● What is required
Extract the lines that carry the string "品牌视觉形象" from the listing.

● Source records
↓

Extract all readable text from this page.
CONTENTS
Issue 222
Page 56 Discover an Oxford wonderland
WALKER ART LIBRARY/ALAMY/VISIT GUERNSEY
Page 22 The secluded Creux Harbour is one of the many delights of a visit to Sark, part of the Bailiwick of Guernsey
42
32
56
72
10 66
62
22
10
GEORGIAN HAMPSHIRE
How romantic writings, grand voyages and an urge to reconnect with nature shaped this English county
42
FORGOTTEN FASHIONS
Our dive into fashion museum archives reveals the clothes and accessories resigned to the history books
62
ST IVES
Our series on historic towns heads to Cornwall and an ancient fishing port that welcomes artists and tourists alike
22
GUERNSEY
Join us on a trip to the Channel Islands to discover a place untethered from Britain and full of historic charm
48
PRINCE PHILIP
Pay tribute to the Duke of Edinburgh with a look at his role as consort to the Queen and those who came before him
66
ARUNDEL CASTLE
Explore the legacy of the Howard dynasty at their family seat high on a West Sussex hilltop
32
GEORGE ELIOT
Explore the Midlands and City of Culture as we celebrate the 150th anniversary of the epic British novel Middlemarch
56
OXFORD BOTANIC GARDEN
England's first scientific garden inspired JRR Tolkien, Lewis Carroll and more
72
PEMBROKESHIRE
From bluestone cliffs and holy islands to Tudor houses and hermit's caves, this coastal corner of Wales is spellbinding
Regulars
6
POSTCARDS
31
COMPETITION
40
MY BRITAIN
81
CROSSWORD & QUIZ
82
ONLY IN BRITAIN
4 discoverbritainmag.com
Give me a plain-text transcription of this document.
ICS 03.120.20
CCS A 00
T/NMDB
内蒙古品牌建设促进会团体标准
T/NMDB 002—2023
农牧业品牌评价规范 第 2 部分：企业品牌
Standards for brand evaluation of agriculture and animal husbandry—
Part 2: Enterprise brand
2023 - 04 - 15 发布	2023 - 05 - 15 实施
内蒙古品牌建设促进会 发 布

↑
↓

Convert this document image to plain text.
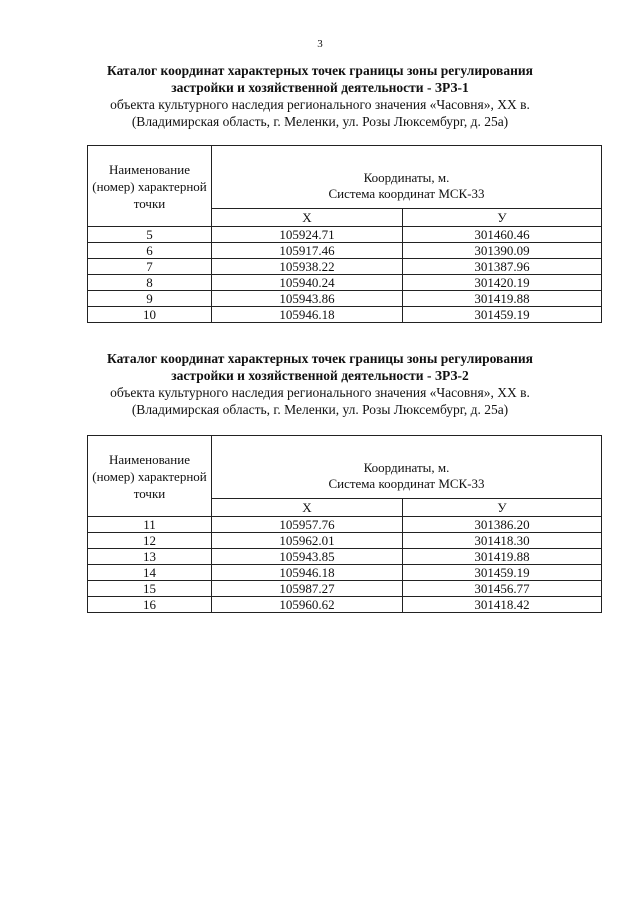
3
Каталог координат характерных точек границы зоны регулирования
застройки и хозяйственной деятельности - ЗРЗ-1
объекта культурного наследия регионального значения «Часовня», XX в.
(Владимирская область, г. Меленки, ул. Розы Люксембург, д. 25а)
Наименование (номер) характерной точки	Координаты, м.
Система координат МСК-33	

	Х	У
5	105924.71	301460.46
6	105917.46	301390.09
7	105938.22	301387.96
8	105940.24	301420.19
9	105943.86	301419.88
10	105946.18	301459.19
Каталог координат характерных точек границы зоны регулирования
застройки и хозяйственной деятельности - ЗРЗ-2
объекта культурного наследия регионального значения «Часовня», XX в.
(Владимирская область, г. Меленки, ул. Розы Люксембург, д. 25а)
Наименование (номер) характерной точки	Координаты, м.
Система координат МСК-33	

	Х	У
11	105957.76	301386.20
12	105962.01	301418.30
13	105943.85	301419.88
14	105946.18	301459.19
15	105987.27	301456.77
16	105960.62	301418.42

↑
↓

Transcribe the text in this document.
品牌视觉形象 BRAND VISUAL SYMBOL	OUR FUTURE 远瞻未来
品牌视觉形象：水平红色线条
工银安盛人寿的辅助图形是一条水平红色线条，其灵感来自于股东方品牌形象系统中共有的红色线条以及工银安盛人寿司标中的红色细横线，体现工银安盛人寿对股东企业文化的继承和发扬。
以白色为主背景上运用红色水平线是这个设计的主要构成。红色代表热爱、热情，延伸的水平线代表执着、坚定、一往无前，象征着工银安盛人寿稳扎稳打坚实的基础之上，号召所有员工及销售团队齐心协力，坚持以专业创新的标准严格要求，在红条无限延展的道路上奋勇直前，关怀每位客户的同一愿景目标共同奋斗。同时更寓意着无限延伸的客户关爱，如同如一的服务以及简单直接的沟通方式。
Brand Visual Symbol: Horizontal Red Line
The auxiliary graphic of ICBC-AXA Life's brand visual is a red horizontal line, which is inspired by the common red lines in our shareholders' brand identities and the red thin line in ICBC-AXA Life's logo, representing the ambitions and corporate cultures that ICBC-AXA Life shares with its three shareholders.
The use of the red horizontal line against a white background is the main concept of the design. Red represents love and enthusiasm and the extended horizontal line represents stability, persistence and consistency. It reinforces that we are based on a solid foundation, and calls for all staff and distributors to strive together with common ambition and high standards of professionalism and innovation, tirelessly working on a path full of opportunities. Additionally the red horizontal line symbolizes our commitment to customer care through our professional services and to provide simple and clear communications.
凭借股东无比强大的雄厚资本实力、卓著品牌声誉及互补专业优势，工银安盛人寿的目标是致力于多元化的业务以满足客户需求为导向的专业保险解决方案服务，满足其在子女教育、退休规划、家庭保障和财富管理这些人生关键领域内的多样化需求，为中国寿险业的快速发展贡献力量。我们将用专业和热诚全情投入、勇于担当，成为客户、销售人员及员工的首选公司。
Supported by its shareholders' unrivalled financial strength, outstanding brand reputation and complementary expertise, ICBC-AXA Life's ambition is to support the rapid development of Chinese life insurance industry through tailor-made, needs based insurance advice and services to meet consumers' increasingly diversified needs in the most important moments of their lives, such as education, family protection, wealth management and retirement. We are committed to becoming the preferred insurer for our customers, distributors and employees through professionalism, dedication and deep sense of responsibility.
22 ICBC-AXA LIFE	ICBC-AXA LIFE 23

↑

● Answer
品牌视觉形象 BRAND VISUAL SYMBOL	OUR FUTURE 远瞻未来
品牌视觉形象：水平红色线条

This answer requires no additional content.